Task prompt -
From the entries below, list each line with "مرفوعا".
-----
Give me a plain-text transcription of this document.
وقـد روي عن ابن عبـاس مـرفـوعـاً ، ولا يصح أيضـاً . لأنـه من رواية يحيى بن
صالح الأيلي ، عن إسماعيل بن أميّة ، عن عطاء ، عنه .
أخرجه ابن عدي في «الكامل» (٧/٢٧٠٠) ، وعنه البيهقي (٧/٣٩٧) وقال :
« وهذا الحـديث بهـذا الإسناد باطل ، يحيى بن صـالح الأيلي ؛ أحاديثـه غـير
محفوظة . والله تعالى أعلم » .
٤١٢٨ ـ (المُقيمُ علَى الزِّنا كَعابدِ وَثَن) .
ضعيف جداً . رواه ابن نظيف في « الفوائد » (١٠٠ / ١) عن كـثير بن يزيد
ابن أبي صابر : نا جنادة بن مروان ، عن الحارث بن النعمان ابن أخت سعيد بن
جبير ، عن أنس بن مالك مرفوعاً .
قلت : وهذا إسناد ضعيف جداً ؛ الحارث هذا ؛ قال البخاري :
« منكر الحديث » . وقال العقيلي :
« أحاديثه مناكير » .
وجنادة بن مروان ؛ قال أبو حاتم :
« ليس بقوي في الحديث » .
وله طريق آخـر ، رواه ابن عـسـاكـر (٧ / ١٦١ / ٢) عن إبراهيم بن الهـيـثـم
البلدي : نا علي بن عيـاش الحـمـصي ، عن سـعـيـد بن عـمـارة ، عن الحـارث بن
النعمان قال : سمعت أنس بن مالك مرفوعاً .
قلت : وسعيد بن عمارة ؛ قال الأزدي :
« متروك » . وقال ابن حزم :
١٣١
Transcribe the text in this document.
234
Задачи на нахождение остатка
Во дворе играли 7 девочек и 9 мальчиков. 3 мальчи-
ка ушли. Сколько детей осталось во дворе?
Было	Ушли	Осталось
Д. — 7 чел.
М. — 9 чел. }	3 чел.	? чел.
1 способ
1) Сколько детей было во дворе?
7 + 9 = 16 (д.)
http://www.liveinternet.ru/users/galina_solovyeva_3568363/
-----
Result for this exercise -
جبير ، عن أنس بن مالك مرفوعاً .
النعمان قال : سمعت أنس بن مالك مرفوعاً .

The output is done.